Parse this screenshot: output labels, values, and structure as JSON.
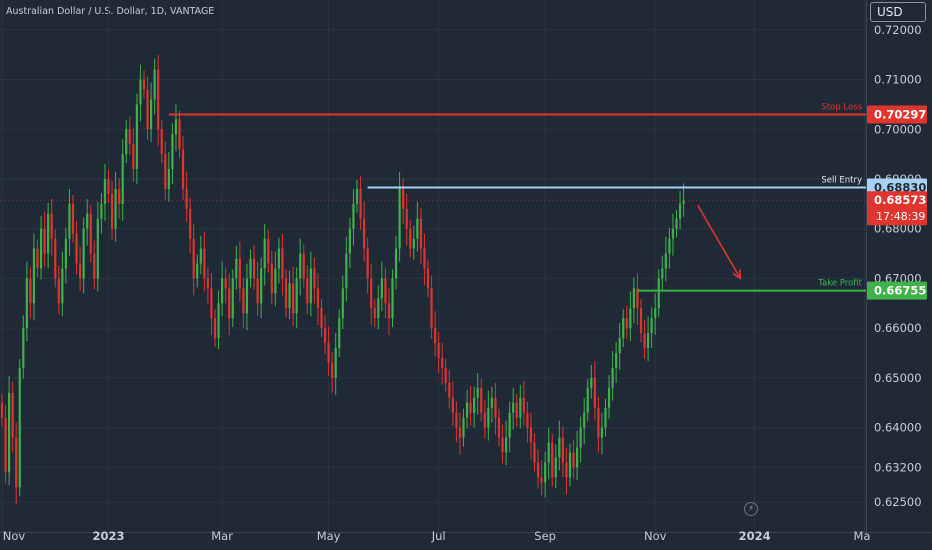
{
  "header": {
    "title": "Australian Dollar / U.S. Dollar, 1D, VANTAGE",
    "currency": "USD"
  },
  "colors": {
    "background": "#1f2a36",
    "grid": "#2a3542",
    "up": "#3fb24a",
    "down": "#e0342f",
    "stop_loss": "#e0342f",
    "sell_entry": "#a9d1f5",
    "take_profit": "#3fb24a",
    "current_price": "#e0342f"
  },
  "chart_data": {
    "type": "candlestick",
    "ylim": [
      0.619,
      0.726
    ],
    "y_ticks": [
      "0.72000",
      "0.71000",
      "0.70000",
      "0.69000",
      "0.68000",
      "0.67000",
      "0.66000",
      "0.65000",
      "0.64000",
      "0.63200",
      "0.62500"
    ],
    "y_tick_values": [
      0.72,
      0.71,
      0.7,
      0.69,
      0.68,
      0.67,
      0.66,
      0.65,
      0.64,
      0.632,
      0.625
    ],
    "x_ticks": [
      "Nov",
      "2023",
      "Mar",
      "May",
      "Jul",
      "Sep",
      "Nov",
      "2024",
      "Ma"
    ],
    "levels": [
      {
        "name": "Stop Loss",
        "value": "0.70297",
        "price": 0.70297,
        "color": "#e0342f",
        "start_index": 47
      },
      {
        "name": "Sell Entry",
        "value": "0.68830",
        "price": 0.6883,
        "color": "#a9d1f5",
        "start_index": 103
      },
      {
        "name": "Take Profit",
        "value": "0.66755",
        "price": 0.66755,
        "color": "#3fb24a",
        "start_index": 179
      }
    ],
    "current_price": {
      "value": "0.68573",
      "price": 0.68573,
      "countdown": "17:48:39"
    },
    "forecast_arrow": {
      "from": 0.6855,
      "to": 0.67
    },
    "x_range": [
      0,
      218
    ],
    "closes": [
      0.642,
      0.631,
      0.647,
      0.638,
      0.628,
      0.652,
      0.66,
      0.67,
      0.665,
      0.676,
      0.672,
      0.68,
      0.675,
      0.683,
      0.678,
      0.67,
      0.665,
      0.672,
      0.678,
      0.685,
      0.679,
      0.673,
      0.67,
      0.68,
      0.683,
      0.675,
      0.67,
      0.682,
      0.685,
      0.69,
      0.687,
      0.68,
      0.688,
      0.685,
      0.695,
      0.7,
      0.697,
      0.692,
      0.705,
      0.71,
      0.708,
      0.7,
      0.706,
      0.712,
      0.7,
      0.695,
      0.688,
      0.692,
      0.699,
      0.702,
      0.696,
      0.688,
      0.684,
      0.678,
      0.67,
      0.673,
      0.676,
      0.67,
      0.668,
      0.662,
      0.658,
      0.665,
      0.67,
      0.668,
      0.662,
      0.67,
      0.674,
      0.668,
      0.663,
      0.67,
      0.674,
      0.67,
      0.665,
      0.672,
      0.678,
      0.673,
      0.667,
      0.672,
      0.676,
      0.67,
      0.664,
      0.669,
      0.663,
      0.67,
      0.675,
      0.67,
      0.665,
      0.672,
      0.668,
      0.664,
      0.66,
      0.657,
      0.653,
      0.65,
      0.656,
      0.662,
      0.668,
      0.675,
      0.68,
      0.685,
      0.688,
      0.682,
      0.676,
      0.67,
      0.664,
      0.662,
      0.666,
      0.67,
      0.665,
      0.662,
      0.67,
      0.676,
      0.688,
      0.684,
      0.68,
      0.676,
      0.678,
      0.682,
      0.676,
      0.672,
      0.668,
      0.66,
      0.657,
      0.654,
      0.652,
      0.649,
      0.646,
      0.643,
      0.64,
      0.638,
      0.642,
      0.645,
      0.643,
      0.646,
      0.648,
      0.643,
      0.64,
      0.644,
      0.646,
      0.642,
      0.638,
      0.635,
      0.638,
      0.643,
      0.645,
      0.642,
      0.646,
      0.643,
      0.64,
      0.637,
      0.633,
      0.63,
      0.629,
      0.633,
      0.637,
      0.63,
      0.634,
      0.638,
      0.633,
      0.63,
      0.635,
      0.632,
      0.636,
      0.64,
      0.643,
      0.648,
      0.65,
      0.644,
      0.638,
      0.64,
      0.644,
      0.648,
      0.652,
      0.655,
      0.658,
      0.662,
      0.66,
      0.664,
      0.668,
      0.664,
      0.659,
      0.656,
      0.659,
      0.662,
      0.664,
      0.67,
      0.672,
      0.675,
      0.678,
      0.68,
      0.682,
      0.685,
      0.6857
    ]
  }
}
◆ ◆ ◆
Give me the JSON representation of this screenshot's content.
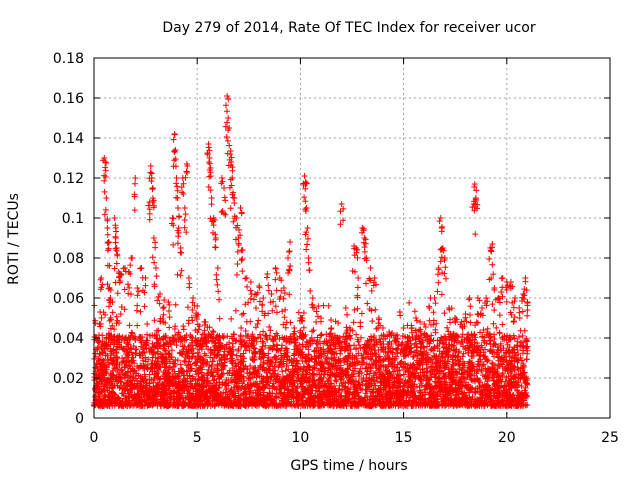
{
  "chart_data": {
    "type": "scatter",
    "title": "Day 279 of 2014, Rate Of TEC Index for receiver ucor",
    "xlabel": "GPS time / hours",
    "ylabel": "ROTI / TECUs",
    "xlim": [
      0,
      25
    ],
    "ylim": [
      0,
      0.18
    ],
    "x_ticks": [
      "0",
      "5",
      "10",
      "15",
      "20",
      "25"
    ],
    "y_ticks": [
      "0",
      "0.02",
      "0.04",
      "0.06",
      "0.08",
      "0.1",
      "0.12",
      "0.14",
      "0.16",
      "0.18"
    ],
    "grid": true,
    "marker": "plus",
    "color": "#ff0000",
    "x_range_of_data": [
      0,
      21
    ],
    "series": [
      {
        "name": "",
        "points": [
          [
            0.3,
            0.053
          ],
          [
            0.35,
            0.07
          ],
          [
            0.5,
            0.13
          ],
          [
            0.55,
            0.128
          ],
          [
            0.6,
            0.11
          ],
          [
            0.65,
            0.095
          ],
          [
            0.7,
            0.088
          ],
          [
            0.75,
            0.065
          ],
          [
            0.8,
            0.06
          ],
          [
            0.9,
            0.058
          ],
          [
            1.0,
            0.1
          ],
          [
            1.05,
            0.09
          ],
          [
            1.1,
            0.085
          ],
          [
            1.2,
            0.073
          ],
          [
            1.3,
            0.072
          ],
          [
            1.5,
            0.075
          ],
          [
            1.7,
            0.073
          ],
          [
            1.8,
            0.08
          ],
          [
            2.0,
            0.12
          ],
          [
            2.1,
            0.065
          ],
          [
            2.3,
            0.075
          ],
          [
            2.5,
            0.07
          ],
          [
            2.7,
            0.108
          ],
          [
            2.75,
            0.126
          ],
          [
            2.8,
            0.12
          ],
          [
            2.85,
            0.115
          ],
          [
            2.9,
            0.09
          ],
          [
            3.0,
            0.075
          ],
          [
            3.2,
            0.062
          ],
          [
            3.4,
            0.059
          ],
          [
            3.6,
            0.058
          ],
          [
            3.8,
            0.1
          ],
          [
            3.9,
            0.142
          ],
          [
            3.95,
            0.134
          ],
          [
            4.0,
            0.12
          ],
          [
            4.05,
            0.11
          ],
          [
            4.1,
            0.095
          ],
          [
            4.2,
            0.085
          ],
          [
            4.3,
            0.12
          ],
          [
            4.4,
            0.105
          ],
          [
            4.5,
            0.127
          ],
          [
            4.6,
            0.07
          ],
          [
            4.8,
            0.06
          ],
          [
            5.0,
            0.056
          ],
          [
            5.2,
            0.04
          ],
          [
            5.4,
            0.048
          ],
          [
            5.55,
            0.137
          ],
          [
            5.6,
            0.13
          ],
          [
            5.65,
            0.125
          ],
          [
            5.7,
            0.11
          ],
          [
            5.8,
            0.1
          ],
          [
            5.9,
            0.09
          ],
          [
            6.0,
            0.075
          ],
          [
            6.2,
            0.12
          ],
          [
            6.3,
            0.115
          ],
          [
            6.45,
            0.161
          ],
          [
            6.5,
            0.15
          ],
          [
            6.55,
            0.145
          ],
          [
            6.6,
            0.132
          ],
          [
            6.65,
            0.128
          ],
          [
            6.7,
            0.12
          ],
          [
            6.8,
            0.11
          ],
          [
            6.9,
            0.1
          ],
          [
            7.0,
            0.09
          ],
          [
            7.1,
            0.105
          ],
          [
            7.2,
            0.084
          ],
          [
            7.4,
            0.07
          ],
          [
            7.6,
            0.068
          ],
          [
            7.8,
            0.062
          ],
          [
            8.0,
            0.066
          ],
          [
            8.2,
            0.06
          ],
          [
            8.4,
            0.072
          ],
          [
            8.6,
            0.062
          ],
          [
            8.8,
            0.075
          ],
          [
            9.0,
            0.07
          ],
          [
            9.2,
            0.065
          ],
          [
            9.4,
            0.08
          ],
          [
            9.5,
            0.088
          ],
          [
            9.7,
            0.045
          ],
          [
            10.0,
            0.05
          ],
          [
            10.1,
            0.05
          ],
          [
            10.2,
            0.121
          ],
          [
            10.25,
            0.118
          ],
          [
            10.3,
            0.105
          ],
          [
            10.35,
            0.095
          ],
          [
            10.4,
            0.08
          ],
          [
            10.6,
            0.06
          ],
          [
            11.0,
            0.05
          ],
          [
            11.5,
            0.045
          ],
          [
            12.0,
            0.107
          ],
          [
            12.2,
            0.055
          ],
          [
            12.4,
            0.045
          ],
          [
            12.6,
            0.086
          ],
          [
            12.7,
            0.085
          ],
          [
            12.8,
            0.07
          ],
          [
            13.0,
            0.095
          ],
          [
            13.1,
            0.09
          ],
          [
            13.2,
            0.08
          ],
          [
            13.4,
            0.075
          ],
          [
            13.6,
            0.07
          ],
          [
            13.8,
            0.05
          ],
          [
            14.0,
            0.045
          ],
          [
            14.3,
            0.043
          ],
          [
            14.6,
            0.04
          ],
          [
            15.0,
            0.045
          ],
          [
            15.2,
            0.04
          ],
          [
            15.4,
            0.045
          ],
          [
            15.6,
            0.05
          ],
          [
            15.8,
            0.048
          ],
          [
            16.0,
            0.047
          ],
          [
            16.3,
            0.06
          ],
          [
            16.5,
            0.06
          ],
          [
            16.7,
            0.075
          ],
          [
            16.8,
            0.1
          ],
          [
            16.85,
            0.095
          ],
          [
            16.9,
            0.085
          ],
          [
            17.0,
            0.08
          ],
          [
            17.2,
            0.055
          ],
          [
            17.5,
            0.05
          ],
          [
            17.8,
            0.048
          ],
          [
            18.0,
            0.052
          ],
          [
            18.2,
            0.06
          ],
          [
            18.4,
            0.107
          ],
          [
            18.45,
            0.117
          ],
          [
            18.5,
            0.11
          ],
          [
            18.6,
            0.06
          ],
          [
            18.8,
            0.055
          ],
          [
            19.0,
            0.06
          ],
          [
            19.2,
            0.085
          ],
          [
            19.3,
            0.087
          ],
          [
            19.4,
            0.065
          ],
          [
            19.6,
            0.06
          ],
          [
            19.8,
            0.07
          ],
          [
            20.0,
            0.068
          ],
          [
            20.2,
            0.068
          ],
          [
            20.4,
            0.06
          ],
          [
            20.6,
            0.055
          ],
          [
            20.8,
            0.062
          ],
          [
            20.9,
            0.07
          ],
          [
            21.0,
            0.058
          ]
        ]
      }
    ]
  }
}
◆ ◆ ◆
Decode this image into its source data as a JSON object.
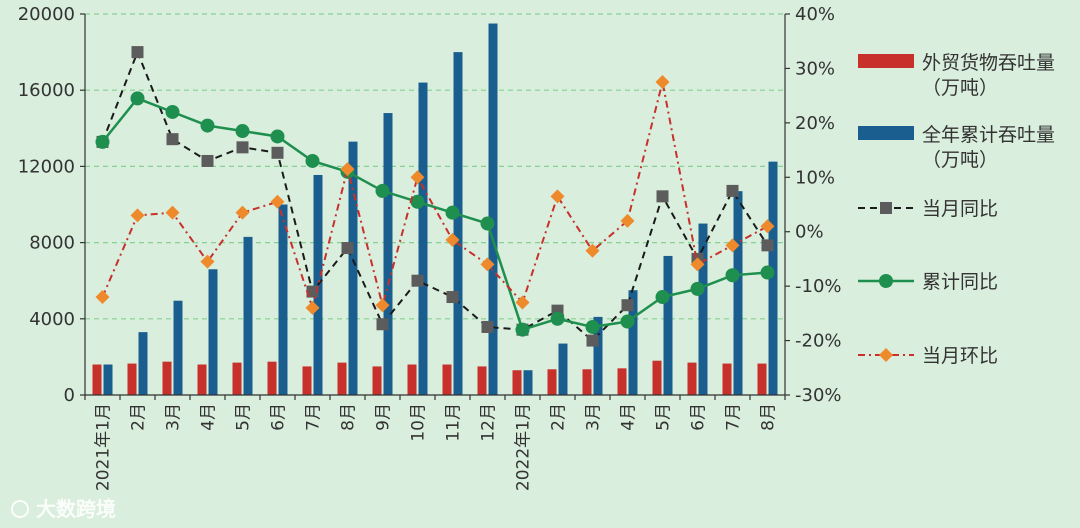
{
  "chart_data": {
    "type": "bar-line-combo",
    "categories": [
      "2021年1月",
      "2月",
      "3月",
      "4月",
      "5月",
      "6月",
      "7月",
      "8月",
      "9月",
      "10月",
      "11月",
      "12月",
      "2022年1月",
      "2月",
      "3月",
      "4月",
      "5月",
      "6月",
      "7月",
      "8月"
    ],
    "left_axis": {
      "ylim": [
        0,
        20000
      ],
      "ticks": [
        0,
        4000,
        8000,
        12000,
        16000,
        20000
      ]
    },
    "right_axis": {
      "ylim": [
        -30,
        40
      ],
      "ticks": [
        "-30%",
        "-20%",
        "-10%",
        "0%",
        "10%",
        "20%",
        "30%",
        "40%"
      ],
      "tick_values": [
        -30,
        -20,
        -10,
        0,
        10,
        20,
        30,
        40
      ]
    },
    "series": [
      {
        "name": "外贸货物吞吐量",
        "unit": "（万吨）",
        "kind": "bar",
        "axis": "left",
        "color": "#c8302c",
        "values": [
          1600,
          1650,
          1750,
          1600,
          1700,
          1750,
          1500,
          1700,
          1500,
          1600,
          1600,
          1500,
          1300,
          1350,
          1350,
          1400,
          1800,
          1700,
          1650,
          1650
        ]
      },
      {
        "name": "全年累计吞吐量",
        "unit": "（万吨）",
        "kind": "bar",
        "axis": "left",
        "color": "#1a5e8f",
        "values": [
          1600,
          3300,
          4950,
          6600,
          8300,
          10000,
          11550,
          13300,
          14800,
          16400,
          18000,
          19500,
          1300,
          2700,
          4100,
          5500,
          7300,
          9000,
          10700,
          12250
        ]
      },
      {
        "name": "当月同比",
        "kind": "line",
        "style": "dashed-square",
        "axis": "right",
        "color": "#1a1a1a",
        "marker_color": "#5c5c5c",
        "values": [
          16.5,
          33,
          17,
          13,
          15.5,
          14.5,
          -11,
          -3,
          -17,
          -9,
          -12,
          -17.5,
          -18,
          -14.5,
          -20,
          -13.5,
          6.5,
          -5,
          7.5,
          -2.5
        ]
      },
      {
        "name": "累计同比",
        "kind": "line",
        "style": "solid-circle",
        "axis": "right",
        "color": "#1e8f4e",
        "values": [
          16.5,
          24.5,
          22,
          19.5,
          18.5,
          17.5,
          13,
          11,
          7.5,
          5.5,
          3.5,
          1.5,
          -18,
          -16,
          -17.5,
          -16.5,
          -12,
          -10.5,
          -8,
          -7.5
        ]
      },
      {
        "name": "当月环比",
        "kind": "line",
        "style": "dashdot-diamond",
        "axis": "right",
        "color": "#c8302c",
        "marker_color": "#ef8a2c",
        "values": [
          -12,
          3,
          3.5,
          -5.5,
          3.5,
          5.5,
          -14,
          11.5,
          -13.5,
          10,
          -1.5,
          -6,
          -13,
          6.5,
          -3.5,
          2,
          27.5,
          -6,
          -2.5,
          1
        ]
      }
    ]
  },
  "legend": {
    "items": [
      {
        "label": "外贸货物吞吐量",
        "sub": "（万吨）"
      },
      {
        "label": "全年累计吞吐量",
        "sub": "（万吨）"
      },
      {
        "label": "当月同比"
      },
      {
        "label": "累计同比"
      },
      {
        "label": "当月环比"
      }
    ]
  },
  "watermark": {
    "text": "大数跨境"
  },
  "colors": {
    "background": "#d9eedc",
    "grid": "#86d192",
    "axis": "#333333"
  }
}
◆ ◆ ◆
Problem requirements: Across the material above, count every line holding "screenshot" and write down only the number.

Response: 2